■ WRITTEN TASK
Report all lines from the entries below in which "JSON" appears.

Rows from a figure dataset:
........
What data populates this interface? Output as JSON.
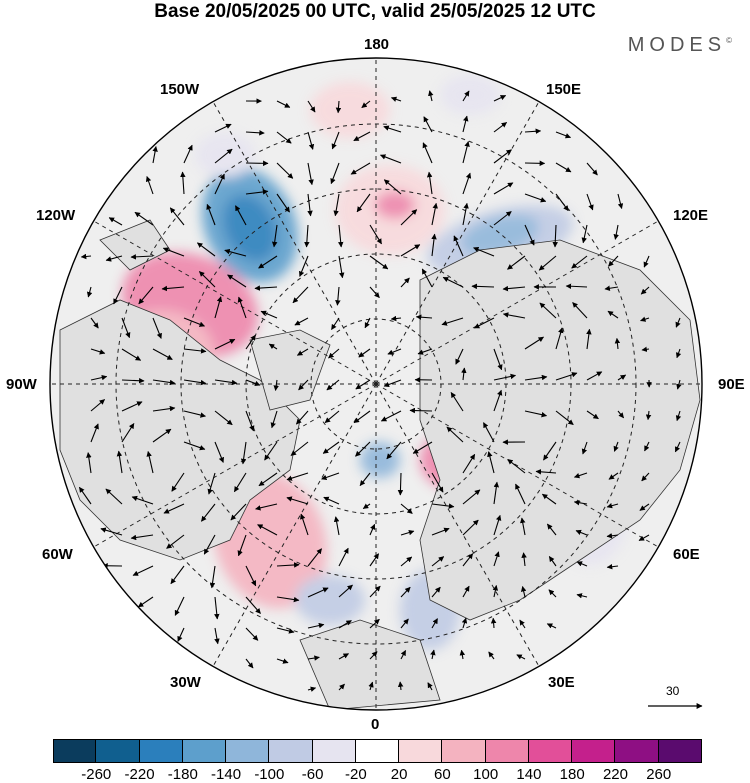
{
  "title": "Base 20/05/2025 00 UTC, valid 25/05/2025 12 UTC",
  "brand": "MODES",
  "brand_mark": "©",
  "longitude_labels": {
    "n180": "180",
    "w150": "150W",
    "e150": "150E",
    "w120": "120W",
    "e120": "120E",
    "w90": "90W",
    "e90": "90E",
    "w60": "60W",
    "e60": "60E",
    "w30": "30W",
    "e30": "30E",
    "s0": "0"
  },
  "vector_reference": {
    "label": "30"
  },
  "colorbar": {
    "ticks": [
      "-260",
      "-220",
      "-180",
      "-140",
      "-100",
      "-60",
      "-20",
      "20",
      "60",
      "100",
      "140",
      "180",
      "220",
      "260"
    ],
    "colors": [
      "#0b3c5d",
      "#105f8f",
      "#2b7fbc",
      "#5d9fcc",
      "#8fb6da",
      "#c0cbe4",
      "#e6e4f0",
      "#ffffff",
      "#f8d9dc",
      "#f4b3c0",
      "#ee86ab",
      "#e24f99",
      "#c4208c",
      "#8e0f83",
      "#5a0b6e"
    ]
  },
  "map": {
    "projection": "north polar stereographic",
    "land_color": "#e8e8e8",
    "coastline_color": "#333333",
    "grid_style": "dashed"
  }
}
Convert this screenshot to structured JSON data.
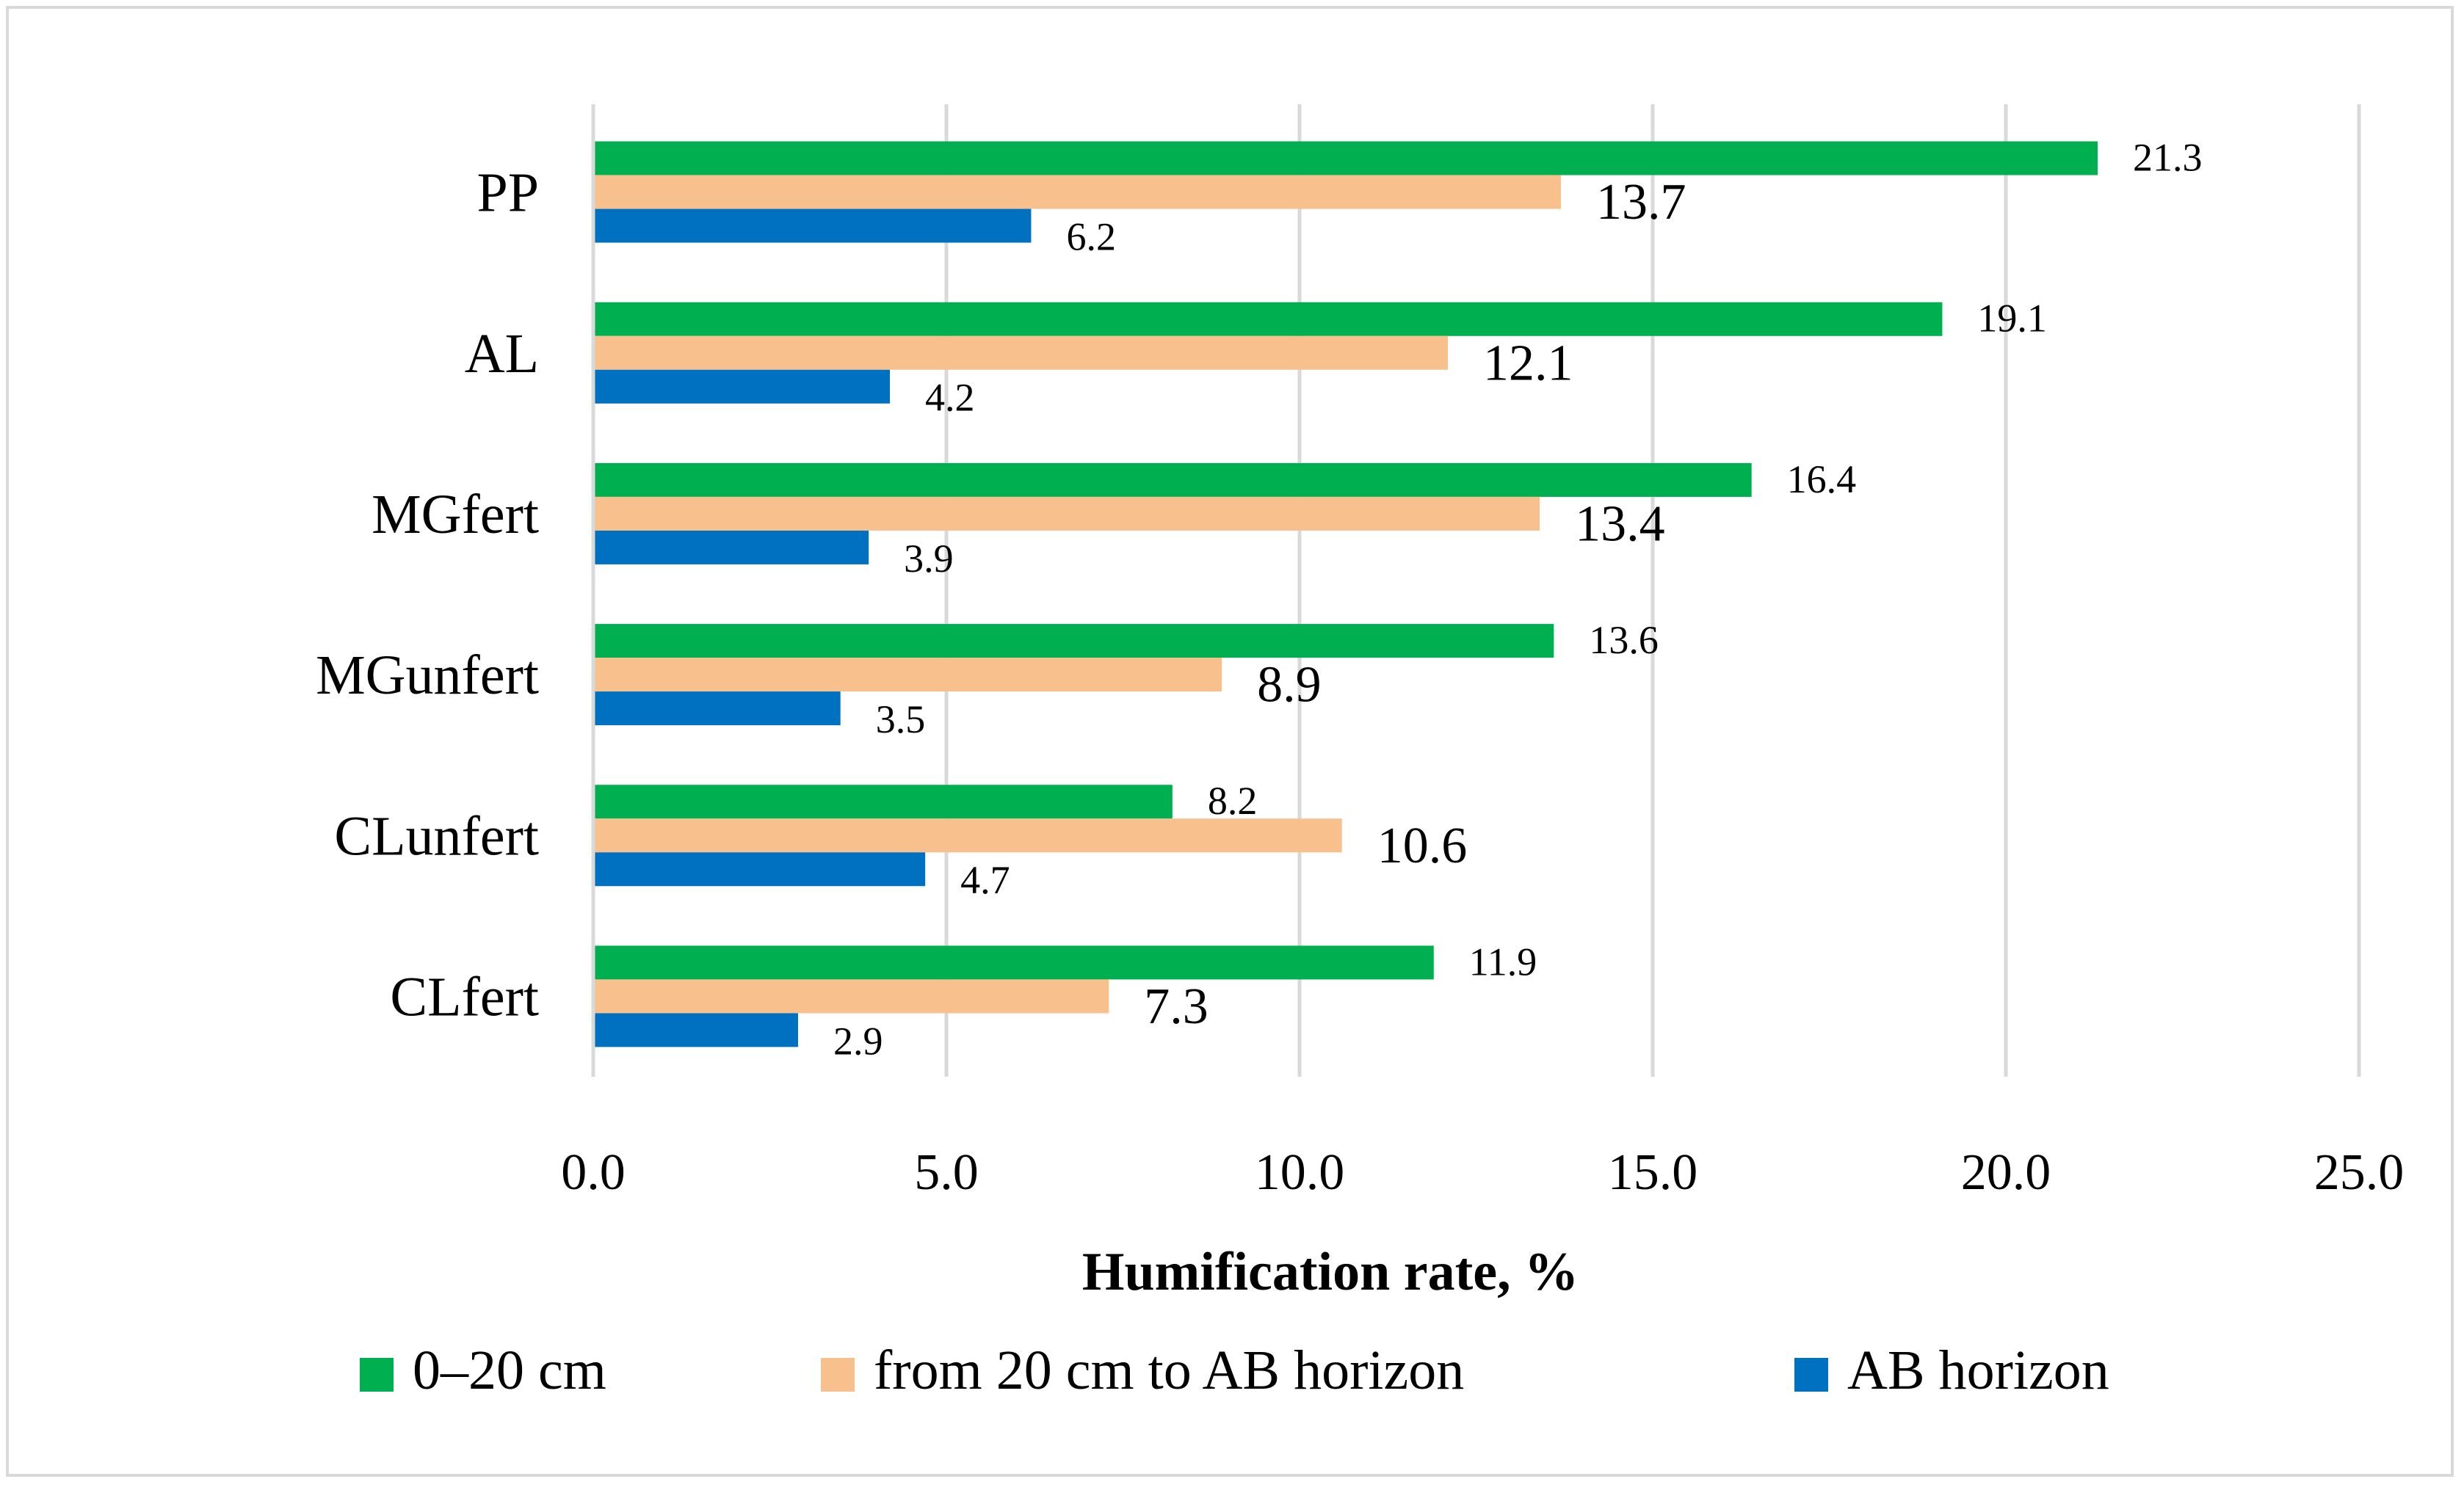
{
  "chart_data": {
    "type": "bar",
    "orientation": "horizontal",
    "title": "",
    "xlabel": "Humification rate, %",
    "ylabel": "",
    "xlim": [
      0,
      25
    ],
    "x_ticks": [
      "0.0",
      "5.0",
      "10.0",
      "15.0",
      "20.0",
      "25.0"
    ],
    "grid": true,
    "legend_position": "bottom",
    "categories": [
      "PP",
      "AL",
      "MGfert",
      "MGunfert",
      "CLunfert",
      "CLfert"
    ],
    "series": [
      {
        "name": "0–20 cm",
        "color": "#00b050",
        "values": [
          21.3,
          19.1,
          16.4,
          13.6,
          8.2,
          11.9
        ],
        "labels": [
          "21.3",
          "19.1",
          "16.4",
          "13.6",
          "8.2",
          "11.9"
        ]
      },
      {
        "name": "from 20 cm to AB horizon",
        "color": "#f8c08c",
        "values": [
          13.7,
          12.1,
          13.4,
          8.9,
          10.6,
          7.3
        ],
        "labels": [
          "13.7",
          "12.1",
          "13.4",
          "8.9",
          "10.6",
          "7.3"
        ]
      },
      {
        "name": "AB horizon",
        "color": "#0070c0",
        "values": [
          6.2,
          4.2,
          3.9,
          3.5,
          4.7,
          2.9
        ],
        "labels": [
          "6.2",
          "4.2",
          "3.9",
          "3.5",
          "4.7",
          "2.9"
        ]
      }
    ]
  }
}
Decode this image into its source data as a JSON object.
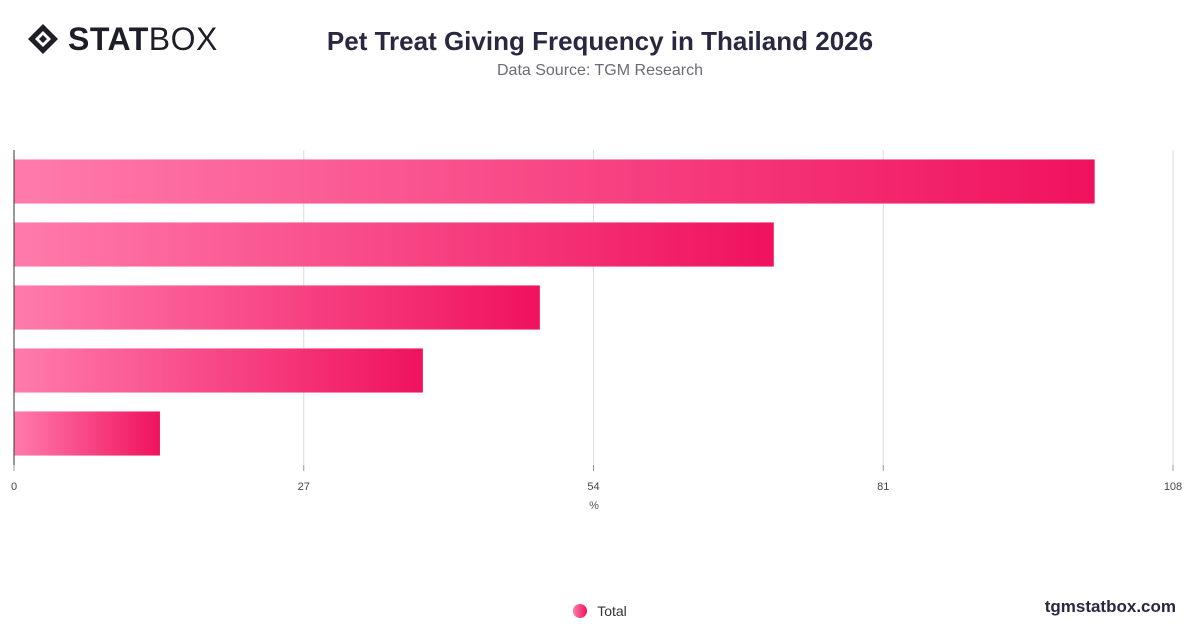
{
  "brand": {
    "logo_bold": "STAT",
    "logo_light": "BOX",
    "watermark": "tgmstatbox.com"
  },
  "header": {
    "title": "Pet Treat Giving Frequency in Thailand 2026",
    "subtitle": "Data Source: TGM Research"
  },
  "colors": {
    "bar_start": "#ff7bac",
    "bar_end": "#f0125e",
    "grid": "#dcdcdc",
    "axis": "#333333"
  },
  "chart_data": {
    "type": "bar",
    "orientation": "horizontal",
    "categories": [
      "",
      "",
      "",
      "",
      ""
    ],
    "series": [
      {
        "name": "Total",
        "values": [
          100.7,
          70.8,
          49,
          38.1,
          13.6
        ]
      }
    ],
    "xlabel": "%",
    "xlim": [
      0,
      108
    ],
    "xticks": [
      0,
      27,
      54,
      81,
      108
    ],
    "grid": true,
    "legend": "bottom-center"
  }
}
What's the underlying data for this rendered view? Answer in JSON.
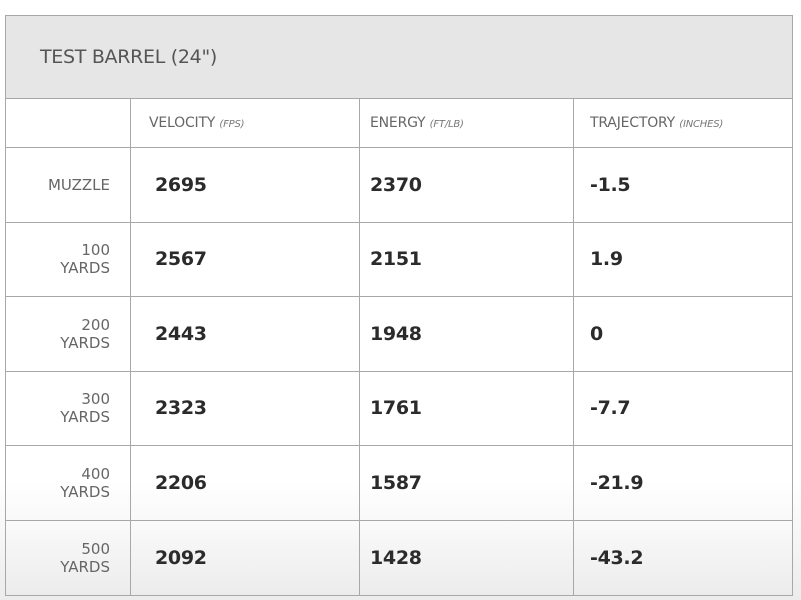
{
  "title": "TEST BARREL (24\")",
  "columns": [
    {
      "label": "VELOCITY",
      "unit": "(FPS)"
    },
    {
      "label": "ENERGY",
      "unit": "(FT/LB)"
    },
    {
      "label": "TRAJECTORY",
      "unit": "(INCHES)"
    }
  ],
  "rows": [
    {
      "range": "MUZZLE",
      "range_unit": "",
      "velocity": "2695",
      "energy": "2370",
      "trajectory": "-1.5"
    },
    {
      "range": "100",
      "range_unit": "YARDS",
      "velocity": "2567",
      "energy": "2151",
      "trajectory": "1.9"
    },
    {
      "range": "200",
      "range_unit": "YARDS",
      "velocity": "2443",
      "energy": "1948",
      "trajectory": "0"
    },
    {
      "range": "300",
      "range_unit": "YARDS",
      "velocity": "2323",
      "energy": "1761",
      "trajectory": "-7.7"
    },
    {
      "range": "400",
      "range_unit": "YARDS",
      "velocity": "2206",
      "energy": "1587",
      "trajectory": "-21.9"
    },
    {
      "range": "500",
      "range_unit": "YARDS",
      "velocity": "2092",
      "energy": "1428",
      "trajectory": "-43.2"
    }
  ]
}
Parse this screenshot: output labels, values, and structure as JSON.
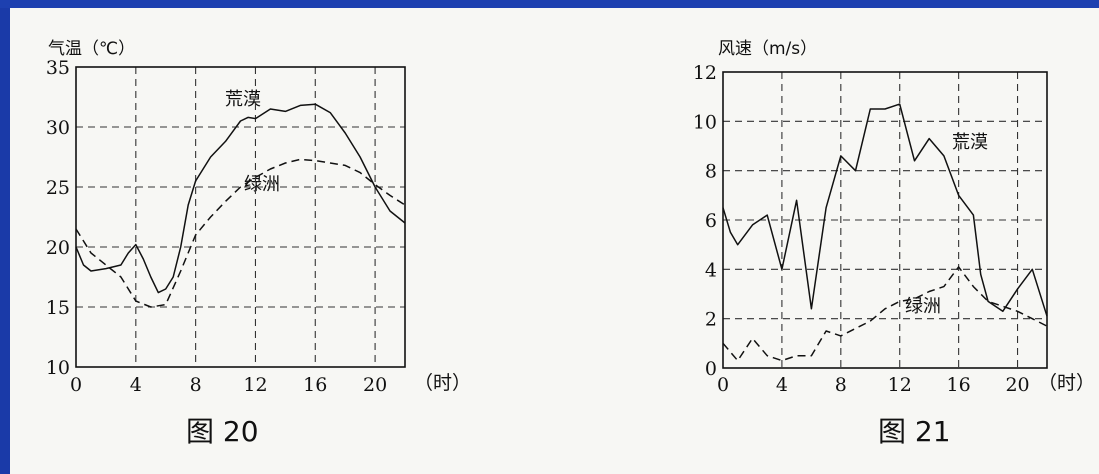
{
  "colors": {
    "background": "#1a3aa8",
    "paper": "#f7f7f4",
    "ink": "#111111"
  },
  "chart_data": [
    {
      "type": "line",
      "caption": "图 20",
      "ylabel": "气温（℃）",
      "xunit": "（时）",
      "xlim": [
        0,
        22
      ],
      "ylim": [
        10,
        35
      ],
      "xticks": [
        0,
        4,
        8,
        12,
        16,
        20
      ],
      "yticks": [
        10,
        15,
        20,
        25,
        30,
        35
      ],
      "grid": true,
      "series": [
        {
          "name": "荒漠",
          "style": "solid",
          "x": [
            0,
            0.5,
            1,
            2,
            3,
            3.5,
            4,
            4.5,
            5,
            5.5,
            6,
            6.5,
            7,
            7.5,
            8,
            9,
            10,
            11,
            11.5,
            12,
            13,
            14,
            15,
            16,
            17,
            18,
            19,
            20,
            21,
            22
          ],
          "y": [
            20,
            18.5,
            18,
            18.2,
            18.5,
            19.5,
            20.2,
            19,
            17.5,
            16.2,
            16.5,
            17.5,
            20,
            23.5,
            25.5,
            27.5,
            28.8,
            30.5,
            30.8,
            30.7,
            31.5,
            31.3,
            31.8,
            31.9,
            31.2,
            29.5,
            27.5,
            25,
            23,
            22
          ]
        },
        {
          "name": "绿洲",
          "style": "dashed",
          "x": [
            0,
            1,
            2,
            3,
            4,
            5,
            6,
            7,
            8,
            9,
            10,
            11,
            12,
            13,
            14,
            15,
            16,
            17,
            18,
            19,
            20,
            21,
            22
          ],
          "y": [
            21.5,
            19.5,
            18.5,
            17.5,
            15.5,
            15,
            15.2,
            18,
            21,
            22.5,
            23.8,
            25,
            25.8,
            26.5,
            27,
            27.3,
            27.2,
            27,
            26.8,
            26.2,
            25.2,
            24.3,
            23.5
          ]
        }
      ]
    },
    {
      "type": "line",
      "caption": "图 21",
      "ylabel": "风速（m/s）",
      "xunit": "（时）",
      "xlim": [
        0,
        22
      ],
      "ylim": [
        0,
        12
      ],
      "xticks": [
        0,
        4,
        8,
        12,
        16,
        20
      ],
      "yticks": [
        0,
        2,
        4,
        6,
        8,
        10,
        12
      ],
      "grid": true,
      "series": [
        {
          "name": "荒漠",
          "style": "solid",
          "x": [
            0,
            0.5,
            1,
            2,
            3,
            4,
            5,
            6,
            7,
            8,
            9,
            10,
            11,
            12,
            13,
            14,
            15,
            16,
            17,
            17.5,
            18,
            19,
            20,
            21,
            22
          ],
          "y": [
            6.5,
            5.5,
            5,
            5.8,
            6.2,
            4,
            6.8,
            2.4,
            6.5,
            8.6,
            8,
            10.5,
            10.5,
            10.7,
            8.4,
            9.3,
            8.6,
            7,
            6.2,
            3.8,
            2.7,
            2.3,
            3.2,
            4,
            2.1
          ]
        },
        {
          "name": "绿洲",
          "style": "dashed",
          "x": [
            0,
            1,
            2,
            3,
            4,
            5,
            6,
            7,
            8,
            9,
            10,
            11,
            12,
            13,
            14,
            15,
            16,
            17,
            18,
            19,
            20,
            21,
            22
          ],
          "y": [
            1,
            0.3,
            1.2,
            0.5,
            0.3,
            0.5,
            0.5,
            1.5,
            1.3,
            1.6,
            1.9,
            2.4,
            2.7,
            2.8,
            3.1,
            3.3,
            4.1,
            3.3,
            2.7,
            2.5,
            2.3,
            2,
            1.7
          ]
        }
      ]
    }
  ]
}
........
■ FINAL RESULT
What data populates this interface? Output as JSON.
Convert this screenshot to structured JSON data.
Decode this image into its source data as a JSON object.
What's the underlying data for this rendered view? Answer in JSON.
Parse this screenshot: output labels, values, and structure as JSON.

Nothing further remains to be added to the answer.